● **The exercise**: From the entries below, extract every line that includes the word "деревоподібною".

● **Stored data entries**:
<<<<

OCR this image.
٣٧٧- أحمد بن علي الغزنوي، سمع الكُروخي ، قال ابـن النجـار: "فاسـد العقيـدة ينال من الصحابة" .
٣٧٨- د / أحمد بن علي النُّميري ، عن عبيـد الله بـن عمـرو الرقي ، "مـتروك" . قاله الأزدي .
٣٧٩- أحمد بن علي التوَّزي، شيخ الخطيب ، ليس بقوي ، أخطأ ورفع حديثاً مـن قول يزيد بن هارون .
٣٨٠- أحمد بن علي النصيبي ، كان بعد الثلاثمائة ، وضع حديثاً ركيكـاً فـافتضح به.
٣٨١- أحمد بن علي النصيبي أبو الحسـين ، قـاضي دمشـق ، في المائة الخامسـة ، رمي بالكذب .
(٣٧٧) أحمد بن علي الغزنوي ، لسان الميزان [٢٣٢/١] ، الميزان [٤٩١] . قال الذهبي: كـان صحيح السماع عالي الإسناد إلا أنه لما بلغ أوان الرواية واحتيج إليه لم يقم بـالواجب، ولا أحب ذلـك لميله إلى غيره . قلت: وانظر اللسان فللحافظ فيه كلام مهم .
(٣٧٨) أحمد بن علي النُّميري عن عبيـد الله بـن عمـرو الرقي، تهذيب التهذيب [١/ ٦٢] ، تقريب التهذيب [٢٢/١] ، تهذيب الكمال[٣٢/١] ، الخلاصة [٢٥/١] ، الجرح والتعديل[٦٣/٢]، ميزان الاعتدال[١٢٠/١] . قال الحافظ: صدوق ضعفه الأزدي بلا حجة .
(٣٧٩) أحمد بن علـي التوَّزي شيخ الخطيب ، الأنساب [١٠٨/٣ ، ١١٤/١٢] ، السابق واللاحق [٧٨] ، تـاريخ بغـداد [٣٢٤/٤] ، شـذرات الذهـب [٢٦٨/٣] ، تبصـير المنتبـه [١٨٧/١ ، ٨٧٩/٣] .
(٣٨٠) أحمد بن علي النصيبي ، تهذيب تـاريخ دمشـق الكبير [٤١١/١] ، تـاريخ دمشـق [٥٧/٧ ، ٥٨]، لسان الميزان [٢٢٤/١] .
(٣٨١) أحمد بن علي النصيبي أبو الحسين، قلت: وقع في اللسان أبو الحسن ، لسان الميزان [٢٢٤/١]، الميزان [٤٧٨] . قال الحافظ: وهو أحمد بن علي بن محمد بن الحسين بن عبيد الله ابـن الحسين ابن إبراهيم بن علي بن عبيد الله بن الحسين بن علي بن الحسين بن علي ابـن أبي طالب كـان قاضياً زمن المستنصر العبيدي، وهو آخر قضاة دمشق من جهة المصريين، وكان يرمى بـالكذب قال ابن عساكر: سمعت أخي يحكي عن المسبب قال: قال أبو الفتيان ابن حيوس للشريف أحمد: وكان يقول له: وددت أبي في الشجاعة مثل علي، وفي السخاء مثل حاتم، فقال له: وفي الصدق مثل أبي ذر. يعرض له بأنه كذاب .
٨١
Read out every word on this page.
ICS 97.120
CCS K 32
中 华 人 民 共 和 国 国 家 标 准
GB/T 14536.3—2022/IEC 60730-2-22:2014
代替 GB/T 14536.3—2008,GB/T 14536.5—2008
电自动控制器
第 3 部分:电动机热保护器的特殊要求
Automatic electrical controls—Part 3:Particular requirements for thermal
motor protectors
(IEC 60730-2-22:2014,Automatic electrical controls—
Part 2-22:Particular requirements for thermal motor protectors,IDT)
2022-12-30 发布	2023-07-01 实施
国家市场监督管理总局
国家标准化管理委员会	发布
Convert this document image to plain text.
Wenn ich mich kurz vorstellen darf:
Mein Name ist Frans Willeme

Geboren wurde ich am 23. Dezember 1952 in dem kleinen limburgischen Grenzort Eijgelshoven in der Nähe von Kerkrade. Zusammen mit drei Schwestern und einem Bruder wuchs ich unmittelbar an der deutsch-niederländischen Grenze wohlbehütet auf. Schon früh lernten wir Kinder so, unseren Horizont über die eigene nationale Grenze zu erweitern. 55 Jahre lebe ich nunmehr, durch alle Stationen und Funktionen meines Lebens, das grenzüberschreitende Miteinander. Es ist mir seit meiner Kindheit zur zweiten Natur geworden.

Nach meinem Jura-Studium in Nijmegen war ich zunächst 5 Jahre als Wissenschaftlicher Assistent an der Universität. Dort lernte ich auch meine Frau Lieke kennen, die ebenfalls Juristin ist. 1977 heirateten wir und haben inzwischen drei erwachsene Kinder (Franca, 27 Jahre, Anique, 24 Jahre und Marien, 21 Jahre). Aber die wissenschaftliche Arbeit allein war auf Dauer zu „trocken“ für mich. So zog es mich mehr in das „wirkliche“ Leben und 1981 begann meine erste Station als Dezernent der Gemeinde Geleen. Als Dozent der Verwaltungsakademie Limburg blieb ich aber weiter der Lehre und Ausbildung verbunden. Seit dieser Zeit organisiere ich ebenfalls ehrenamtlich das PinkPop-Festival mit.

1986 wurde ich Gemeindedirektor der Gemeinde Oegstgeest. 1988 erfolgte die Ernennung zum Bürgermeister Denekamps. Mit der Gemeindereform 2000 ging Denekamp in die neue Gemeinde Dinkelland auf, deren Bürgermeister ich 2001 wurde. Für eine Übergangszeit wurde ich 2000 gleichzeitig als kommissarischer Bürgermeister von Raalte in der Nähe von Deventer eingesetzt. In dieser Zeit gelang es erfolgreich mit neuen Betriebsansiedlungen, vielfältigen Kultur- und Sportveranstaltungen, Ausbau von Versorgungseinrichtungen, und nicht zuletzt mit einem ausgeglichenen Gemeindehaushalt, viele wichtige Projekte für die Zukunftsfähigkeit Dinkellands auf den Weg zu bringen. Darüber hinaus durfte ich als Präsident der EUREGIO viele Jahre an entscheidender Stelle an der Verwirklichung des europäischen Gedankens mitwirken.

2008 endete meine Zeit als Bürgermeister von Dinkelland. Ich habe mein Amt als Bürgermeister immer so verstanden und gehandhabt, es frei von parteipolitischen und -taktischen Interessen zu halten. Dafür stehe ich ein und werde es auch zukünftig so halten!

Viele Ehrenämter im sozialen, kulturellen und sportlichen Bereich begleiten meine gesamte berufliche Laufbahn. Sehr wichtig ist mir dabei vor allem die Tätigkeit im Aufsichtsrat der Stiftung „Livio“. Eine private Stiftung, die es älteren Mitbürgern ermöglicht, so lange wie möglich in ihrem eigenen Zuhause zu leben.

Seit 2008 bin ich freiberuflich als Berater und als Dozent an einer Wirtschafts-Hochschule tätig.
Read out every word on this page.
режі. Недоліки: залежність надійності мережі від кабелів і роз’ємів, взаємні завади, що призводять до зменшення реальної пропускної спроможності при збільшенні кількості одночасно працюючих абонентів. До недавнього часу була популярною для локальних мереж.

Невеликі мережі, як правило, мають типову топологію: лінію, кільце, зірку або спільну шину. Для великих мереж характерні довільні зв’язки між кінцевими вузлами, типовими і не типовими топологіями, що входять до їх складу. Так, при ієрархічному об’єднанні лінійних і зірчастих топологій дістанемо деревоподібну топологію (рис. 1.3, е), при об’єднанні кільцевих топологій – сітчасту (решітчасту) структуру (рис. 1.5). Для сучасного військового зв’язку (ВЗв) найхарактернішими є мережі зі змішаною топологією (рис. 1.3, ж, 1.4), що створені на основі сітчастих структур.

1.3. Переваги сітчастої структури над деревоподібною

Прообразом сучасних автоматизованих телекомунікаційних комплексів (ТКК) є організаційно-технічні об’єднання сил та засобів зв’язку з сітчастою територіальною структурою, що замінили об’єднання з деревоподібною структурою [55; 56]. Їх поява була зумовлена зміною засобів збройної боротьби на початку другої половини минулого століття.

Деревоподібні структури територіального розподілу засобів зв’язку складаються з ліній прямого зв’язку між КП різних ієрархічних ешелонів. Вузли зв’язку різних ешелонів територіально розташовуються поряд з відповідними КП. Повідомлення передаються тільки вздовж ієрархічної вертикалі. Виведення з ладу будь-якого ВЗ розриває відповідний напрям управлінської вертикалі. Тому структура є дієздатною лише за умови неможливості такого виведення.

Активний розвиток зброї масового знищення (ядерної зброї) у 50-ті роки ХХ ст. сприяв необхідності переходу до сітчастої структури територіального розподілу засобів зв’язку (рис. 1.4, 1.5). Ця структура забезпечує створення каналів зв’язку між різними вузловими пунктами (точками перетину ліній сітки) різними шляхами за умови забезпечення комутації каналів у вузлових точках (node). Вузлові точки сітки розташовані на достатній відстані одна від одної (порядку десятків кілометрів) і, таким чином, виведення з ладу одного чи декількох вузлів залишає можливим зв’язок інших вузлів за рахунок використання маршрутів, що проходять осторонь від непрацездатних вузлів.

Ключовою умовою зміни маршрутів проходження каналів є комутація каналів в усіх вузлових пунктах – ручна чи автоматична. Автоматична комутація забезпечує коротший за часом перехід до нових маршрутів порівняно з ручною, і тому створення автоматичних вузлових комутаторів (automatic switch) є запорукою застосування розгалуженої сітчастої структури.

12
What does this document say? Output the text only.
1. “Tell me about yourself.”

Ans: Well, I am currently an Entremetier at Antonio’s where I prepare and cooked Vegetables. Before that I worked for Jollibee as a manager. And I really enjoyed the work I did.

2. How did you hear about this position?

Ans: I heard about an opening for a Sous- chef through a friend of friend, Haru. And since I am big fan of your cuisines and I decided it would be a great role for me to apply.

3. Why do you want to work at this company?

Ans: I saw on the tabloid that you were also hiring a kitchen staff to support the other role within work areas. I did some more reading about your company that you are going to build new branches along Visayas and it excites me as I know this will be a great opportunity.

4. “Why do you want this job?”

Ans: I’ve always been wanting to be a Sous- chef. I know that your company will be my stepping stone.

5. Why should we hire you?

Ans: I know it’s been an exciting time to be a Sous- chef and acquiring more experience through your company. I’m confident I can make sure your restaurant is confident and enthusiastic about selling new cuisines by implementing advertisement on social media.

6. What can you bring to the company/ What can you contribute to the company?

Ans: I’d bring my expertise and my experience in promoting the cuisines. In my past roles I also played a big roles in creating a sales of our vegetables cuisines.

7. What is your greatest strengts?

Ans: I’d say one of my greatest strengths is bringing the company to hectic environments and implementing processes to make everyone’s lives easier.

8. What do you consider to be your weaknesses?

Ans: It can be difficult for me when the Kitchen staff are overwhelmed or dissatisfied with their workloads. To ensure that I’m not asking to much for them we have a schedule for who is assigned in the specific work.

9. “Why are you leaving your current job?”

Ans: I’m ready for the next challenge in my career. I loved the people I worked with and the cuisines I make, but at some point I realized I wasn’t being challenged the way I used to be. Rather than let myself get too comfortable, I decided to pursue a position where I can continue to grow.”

>>>>

● **Exercise response**:
1.3. Переваги сітчастої структури над деревоподібною
Прообразом сучасних автоматизованих телекомунікаційних комплексів (ТКК) є організаційно-технічні об’єднання сил та засобів зв’язку з сітчастою територіальною структурою, що замінили об’єднання з деревоподібною структурою [55; 56]. Їх поява була зумовлена зміною засобів збройної боротьби на початку другої половини минулого століття.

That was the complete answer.